START Record set

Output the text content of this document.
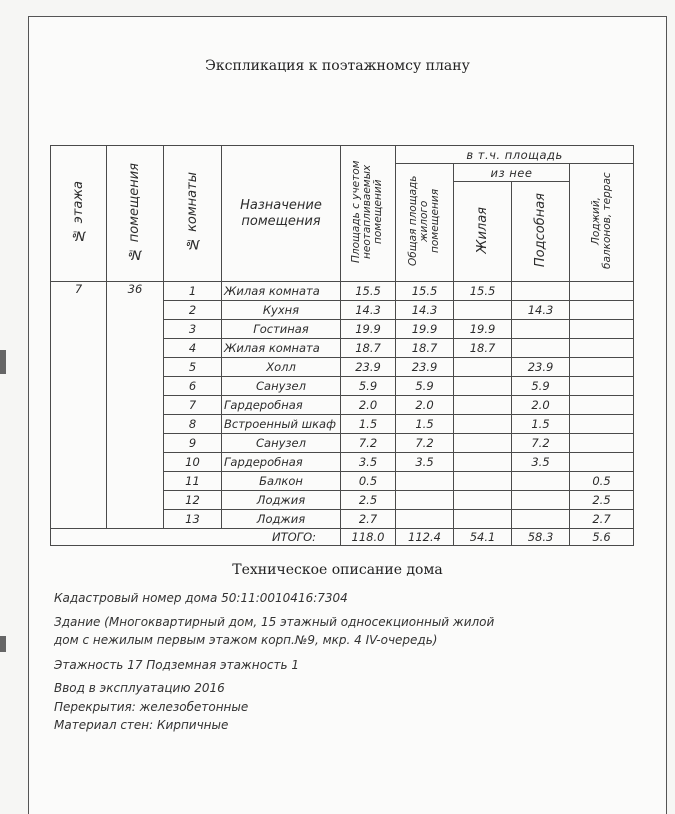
Экспликация к поэтажномсу плану
№ этажа	№ помещения	№ комнаты	Назначение помещения	Площадь с учетом неотапливаемых помещений	в т.ч. площадь			
					Общая площадь жилого помещения	из нее		Лоджий, балконов, террас
						Жилая	Подсобная	
7	36	1	Жилая комната	15.5	15.5	15.5		
		2	Кухня	14.3	14.3		14.3	
		3	Гостиная	19.9	19.9	19.9		
		4	Жилая комната	18.7	18.7	18.7		
		5	Холл	23.9	23.9		23.9	
		6	Санузел	5.9	5.9		5.9	
		7	Гардеробная	2.0	2.0		2.0	
		8	Встроенный шкаф	1.5	1.5		1.5	
		9	Санузел	7.2	7.2		7.2	
		10	Гардеробная	3.5	3.5		3.5	
		11	Балкон	0.5				0.5
		12	Лоджия	2.5				2.5
		13	Лоджия	2.7				2.7
ИТОГО:				118.0	112.4	54.1	58.3	5.6
Техническое описание дома
Кадастровый номер дома 50:11:0010416:7304
Здание (Многоквартирный дом, 15 этажный односекционный жилой
дом с нежилым первым этажом корп.№9, мкр. 4 IV-очередь)
Этажность 17 Подземная этажность 1
Ввод в эксплуатацию 2016
Перекрытия: железобетонные
Материал стен: Кирпичные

END Record set

--- Exercise ---
Reproduce the records, all of them, word for word; omit the pictures.

--- Answer to the task ---
Output the text content of this document.
Экспликация к поэтажномсу плану
№ этажа	№ помещения	№ комнаты	Назначение помещения	Площадь с учетом неотапливаемых помещений	в т.ч. площадь			
					Общая площадь жилого помещения	из нее		Лоджий, балконов, террас
						Жилая	Подсобная	
7	36	1	Жилая комната	15.5	15.5	15.5		
		2	Кухня	14.3	14.3		14.3	
		3	Гостиная	19.9	19.9	19.9		
		4	Жилая комната	18.7	18.7	18.7		
		5	Холл	23.9	23.9		23.9	
		6	Санузел	5.9	5.9		5.9	
		7	Гардеробная	2.0	2.0		2.0	
		8	Встроенный шкаф	1.5	1.5		1.5	
		9	Санузел	7.2	7.2		7.2	
		10	Гардеробная	3.5	3.5		3.5	
		11	Балкон	0.5				0.5
		12	Лоджия	2.5				2.5
		13	Лоджия	2.7				2.7
ИТОГО:				118.0	112.4	54.1	58.3	5.6
Техническое описание дома
Кадастровый номер дома 50:11:0010416:7304
Здание (Многоквартирный дом, 15 этажный односекционный жилой
дом с нежилым первым этажом корп.№9, мкр. 4 IV-очередь)
Этажность 17 Подземная этажность 1
Ввод в эксплуатацию 2016
Перекрытия: железобетонные
Материал стен: Кирпичные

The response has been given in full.